What the task asks: Please print every record below exactly as it appears.

Supplied data:
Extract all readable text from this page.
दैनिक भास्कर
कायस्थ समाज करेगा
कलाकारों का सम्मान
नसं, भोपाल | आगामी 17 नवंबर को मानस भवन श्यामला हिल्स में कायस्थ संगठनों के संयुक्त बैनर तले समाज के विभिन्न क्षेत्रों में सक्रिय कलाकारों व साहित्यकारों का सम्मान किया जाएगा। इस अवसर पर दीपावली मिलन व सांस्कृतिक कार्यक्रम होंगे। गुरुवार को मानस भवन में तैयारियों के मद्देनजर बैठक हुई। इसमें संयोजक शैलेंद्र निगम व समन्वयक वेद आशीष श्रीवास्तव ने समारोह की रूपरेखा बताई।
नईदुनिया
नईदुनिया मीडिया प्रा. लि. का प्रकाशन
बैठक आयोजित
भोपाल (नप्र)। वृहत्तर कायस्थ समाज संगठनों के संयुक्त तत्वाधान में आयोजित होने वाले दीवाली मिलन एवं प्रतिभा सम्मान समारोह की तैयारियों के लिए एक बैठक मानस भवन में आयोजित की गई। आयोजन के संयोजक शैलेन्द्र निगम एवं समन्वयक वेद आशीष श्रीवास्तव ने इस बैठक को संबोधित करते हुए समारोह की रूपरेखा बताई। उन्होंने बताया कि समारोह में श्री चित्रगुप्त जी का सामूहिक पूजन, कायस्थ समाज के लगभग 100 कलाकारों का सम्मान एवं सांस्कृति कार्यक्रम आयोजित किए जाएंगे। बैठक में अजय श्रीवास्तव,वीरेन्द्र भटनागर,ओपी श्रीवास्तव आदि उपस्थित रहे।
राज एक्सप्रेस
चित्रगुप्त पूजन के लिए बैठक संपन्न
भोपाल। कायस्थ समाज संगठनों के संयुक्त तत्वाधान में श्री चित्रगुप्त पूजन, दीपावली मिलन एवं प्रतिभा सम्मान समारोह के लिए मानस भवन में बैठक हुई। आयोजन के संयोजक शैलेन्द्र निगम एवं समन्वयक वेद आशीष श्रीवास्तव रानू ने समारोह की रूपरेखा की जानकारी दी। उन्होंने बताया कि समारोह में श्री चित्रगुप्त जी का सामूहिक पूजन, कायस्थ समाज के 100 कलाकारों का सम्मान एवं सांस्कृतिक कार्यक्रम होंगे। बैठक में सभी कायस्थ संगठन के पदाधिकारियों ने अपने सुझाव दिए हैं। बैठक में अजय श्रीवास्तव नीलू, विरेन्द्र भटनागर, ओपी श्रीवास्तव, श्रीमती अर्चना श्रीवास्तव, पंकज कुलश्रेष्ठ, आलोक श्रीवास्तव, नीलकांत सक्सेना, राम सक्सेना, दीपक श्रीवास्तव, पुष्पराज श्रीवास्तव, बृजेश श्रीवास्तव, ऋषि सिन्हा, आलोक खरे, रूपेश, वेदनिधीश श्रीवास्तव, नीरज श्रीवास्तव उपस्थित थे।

Answer to the task:
Extract all readable text from this page.
दैनिक भास्कर
कायस्थ समाज करेगा
कलाकारों का सम्मान
नसं, भोपाल | आगामी 17 नवंबर को मानस भवन श्यामला हिल्स में कायस्थ संगठनों के संयुक्त बैनर तले समाज के विभिन्न क्षेत्रों में सक्रिय कलाकारों व साहित्यकारों का सम्मान किया जाएगा। इस अवसर पर दीपावली मिलन व सांस्कृतिक कार्यक्रम होंगे। गुरुवार को मानस भवन में तैयारियों के मद्देनजर बैठक हुई। इसमें संयोजक शैलेंद्र निगम व समन्वयक वेद आशीष श्रीवास्तव ने समारोह की रूपरेखा बताई।
नईदुनिया
नईदुनिया मीडिया प्रा. लि. का प्रकाशन
बैठक आयोजित
भोपाल (नप्र)। वृहत्तर कायस्थ समाज संगठनों के संयुक्त तत्वाधान में आयोजित होने वाले दीवाली मिलन एवं प्रतिभा सम्मान समारोह की तैयारियों के लिए एक बैठक मानस भवन में आयोजित की गई। आयोजन के संयोजक शैलेन्द्र निगम एवं समन्वयक वेद आशीष श्रीवास्तव ने इस बैठक को संबोधित करते हुए समारोह की रूपरेखा बताई। उन्होंने बताया कि समारोह में श्री चित्रगुप्त जी का सामूहिक पूजन, कायस्थ समाज के लगभग 100 कलाकारों का सम्मान एवं सांस्कृति कार्यक्रम आयोजित किए जाएंगे। बैठक में अजय श्रीवास्तव,वीरेन्द्र भटनागर,ओपी श्रीवास्तव आदि उपस्थित रहे।
राज एक्सप्रेस
चित्रगुप्त पूजन के लिए बैठक संपन्न
भोपाल। कायस्थ समाज संगठनों के संयुक्त तत्वाधान में श्री चित्रगुप्त पूजन, दीपावली मिलन एवं प्रतिभा सम्मान समारोह के लिए मानस भवन में बैठक हुई। आयोजन के संयोजक शैलेन्द्र निगम एवं समन्वयक वेद आशीष श्रीवास्तव रानू ने समारोह की रूपरेखा की जानकारी दी। उन्होंने बताया कि समारोह में श्री चित्रगुप्त जी का सामूहिक पूजन, कायस्थ समाज के 100 कलाकारों का सम्मान एवं सांस्कृतिक कार्यक्रम होंगे। बैठक में सभी कायस्थ संगठन के पदाधिकारियों ने अपने सुझाव दिए हैं। बैठक में अजय श्रीवास्तव नीलू, विरेन्द्र भटनागर, ओपी श्रीवास्तव, श्रीमती अर्चना श्रीवास्तव, पंकज कुलश्रेष्ठ, आलोक श्रीवास्तव, नीलकांत सक्सेना, राम सक्सेना, दीपक श्रीवास्तव, पुष्पराज श्रीवास्तव, बृजेश श्रीवास्तव, ऋषि सिन्हा, आलोक खरे, रूपेश, वेदनिधीश श्रीवास्तव, नीरज श्रीवास्तव उपस्थित थे।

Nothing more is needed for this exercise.